> **What is expected**
Report how many lines in the material below contain the string "legend", giving only the number.

(Layout element annotations)
>> Start

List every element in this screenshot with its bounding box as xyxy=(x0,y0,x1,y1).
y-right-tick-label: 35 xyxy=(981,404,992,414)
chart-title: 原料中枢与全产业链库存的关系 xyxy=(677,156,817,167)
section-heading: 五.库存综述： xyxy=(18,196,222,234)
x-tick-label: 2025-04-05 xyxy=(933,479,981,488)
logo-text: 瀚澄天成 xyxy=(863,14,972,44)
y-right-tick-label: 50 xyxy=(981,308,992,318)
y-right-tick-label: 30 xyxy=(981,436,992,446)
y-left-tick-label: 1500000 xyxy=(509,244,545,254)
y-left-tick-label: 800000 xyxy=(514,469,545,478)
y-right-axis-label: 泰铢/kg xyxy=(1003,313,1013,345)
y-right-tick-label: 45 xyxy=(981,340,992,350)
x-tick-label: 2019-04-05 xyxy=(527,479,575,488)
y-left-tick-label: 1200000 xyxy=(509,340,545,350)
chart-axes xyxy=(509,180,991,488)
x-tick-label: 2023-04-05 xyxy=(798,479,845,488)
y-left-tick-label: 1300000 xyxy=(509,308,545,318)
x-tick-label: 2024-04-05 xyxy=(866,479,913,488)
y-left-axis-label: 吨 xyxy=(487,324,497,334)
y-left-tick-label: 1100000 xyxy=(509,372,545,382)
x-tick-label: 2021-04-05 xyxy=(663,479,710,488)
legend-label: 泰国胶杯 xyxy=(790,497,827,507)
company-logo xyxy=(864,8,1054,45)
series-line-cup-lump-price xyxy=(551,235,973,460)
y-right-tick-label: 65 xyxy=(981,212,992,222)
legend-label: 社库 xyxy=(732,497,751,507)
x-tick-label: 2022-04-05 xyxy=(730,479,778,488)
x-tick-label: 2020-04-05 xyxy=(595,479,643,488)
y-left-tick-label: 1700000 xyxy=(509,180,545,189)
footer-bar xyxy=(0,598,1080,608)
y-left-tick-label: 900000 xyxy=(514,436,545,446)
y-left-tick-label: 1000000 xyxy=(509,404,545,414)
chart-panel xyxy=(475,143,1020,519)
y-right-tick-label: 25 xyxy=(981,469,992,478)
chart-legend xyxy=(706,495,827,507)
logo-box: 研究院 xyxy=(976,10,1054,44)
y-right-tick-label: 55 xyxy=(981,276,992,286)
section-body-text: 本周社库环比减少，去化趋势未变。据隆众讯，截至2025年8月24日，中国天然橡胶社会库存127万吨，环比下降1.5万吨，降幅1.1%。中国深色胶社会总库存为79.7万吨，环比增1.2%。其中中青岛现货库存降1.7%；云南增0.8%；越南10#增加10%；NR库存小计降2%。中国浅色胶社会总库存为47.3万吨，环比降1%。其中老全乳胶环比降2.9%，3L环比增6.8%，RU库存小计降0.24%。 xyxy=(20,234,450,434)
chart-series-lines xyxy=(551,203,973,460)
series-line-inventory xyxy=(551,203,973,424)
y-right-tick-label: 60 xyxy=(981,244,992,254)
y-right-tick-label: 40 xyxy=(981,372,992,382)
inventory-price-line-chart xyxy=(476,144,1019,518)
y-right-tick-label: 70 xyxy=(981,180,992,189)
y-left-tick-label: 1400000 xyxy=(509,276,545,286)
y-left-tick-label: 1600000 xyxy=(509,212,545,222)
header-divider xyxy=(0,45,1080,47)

>> End

> **Solution for this problem**
3